[WORK TO BE COMPLETED] Compute the number of lines that include the string "colorbar", then output that number and nothing else.

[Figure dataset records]
## Begin
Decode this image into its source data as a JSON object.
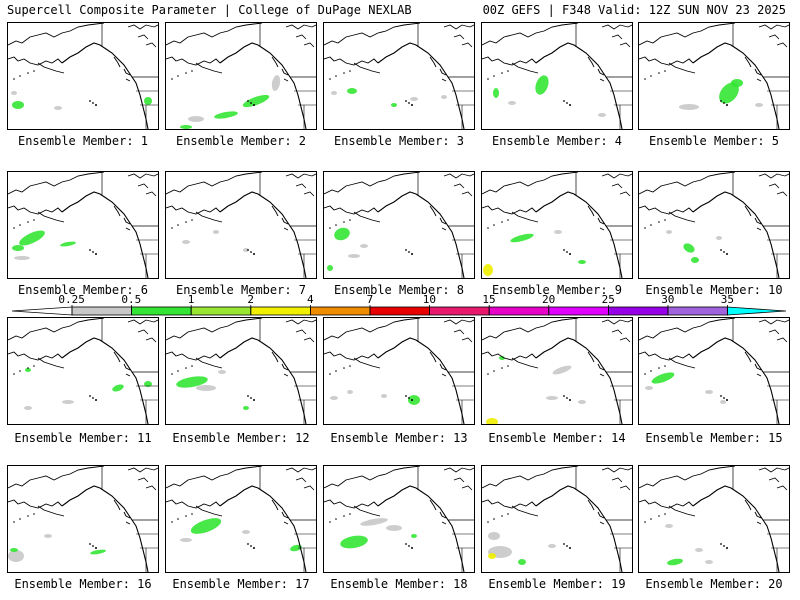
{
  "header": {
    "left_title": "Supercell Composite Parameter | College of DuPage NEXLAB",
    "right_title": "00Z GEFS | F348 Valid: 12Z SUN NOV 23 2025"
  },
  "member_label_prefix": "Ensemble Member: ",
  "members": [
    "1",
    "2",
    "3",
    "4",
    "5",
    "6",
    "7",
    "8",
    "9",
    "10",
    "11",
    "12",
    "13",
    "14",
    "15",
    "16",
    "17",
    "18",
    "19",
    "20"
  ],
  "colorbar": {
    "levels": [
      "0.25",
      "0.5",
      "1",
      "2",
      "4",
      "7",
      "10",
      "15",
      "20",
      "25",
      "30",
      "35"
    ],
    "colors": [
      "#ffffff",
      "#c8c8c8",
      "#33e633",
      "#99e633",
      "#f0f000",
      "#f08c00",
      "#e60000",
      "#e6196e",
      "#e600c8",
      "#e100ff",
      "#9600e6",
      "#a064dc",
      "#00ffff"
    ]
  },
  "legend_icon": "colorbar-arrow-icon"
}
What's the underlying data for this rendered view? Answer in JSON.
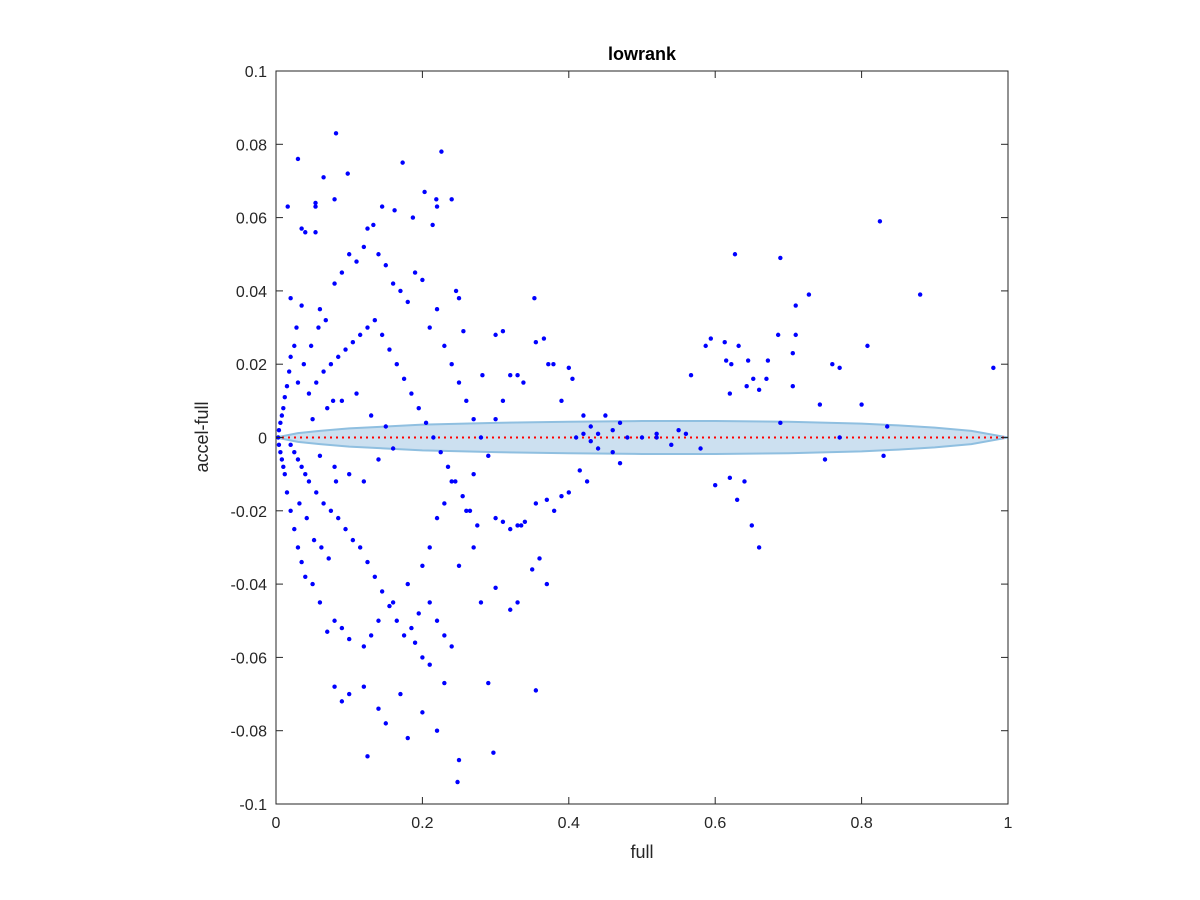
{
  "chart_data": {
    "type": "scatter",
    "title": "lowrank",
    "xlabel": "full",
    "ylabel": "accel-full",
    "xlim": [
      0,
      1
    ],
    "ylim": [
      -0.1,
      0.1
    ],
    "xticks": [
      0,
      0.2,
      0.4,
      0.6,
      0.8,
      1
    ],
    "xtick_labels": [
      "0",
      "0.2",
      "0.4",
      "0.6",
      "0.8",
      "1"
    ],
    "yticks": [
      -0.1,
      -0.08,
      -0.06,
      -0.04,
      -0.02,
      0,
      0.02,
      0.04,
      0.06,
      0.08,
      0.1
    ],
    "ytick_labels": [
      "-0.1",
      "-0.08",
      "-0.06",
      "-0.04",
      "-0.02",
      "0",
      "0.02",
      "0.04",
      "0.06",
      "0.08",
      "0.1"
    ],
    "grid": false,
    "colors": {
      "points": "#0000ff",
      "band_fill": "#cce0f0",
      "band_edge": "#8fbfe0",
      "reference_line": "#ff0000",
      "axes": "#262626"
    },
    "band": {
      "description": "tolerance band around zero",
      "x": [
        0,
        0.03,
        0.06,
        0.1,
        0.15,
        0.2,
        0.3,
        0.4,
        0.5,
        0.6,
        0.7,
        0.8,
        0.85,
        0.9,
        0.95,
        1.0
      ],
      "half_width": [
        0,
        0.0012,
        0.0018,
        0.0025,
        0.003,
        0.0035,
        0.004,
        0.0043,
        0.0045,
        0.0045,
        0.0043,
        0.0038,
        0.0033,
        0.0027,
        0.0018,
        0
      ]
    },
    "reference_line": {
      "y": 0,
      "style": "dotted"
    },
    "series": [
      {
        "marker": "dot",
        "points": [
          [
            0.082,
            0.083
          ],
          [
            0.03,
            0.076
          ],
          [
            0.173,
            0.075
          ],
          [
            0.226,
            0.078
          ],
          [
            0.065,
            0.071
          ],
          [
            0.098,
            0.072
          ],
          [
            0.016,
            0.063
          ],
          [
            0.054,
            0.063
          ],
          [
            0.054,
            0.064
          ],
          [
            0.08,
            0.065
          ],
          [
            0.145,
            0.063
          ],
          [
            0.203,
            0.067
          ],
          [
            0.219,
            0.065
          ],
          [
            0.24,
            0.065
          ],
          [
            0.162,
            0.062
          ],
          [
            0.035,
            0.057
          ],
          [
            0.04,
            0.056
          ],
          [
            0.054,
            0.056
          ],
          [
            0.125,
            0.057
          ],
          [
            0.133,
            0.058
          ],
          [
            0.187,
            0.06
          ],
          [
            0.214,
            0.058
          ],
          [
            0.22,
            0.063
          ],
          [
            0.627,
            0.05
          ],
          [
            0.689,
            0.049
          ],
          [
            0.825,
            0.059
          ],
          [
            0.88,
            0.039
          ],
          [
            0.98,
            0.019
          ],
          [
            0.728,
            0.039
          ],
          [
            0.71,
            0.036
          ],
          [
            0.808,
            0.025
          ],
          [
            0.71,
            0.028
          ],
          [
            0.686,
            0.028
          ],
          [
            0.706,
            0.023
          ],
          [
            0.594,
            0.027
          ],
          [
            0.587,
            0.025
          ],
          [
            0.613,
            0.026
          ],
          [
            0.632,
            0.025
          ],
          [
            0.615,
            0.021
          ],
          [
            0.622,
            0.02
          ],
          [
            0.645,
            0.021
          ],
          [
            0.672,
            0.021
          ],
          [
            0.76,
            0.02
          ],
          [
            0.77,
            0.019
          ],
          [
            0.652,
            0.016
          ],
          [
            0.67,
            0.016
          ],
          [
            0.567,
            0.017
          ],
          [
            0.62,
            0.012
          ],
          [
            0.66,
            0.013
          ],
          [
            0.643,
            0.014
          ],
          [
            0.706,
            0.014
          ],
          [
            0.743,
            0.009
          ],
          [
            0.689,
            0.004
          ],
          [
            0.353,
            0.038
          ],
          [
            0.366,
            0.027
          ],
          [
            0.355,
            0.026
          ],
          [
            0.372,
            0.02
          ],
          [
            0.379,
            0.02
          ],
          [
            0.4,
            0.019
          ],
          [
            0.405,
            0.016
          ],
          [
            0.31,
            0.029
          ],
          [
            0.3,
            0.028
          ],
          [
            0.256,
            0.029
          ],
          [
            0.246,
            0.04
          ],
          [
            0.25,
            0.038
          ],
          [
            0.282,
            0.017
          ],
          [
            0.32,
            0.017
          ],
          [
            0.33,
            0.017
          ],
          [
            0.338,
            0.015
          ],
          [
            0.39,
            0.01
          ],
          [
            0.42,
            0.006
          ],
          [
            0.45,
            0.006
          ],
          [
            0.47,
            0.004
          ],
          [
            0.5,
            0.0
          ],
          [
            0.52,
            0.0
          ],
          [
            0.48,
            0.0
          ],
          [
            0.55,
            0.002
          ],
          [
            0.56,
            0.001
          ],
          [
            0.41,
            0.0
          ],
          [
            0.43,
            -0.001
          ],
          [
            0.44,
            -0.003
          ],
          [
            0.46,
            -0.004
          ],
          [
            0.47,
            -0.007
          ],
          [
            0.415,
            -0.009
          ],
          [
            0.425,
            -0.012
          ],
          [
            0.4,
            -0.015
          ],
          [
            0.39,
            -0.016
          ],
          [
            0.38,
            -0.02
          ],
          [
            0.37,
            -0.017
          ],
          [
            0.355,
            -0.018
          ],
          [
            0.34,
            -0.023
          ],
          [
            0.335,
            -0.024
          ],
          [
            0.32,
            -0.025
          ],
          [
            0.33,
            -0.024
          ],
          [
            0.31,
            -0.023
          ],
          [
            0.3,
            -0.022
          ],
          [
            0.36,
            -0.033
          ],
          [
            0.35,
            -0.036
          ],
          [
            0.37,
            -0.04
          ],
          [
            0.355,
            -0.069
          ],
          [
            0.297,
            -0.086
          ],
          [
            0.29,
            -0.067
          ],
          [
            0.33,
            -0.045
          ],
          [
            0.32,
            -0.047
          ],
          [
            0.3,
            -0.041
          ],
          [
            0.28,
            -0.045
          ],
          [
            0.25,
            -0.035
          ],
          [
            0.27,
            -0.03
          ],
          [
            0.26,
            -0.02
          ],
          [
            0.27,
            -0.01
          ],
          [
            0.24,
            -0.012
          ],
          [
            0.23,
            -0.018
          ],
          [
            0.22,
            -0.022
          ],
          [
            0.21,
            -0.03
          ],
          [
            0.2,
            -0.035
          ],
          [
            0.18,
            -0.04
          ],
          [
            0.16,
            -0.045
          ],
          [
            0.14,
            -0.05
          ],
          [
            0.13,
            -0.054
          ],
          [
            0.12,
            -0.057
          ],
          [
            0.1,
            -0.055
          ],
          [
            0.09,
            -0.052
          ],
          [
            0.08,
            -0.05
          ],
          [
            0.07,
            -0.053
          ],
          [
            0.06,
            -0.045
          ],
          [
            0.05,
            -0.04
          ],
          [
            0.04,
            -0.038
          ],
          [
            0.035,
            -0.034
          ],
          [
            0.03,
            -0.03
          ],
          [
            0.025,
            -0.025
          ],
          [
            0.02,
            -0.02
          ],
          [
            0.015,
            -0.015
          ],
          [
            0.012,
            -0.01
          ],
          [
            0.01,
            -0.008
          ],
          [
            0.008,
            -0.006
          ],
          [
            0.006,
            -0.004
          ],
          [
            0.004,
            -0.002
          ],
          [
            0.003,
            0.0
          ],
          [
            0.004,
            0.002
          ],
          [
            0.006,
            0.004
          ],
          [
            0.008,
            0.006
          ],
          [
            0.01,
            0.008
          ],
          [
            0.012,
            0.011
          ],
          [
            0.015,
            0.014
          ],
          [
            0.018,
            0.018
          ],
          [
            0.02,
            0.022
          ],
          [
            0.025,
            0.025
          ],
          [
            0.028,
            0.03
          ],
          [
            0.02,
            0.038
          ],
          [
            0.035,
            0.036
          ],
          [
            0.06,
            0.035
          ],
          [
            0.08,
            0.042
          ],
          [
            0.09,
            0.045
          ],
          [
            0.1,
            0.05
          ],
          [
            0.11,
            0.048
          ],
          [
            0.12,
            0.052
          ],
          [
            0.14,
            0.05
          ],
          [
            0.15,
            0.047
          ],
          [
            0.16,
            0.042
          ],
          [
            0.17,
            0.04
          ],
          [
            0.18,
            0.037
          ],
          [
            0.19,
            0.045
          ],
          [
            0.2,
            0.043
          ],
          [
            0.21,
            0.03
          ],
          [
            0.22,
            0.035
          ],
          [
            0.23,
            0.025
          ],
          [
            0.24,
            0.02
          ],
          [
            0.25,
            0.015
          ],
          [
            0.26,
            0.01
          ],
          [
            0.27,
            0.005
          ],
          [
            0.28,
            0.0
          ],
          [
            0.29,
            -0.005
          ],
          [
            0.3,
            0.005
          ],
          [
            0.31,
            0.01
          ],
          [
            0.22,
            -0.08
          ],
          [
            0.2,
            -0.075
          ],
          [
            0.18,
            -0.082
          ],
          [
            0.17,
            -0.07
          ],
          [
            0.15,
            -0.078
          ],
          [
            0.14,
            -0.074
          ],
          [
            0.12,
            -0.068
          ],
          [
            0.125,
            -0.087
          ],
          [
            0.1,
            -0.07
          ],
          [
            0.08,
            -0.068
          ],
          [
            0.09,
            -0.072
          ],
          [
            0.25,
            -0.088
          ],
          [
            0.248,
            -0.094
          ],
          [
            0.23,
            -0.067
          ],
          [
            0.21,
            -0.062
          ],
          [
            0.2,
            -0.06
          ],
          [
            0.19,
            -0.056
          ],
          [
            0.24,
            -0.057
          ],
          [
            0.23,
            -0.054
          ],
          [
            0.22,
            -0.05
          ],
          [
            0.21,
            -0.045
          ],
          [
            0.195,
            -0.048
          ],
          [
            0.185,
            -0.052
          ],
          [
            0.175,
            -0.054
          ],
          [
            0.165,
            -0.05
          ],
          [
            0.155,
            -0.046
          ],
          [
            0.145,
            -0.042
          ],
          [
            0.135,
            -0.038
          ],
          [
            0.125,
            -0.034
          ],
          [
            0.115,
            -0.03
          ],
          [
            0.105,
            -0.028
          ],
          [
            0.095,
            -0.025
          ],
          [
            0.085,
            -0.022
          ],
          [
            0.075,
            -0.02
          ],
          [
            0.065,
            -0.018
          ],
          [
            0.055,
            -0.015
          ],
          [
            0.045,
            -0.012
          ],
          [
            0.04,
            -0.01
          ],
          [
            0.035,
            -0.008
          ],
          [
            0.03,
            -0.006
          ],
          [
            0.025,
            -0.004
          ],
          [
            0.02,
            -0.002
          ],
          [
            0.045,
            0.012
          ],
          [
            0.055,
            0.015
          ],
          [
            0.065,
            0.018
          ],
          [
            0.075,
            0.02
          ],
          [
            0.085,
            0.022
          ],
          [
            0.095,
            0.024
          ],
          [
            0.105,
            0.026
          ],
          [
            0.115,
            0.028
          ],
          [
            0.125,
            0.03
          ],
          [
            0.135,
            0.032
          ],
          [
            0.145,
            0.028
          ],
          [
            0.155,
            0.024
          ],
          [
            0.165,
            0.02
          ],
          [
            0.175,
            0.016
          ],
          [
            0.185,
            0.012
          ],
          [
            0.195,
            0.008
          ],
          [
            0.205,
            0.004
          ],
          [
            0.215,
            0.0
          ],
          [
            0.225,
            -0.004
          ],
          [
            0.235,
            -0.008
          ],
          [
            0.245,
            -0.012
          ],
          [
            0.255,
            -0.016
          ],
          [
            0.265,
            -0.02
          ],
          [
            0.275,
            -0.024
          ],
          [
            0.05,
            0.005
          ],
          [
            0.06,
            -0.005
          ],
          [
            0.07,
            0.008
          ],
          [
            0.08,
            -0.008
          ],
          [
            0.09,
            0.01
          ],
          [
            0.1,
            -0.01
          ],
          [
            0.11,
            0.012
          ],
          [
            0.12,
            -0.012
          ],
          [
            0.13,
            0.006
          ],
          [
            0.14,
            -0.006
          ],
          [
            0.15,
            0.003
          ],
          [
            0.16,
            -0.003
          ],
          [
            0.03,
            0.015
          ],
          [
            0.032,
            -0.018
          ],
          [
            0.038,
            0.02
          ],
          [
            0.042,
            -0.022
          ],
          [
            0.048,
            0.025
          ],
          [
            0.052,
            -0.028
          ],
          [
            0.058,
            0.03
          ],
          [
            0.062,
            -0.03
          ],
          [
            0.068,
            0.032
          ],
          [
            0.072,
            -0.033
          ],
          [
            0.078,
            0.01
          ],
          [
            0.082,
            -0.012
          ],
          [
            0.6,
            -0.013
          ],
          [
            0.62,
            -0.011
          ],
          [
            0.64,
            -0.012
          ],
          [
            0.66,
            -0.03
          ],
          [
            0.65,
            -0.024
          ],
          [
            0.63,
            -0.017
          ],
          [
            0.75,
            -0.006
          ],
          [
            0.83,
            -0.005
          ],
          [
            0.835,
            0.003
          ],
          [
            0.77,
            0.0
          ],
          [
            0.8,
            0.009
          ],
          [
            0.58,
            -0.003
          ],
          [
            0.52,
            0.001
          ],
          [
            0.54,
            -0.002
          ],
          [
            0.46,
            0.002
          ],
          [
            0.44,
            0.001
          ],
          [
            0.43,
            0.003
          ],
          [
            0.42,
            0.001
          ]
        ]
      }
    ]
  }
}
## End
[SOLUTION TO THE PROBLEM] 2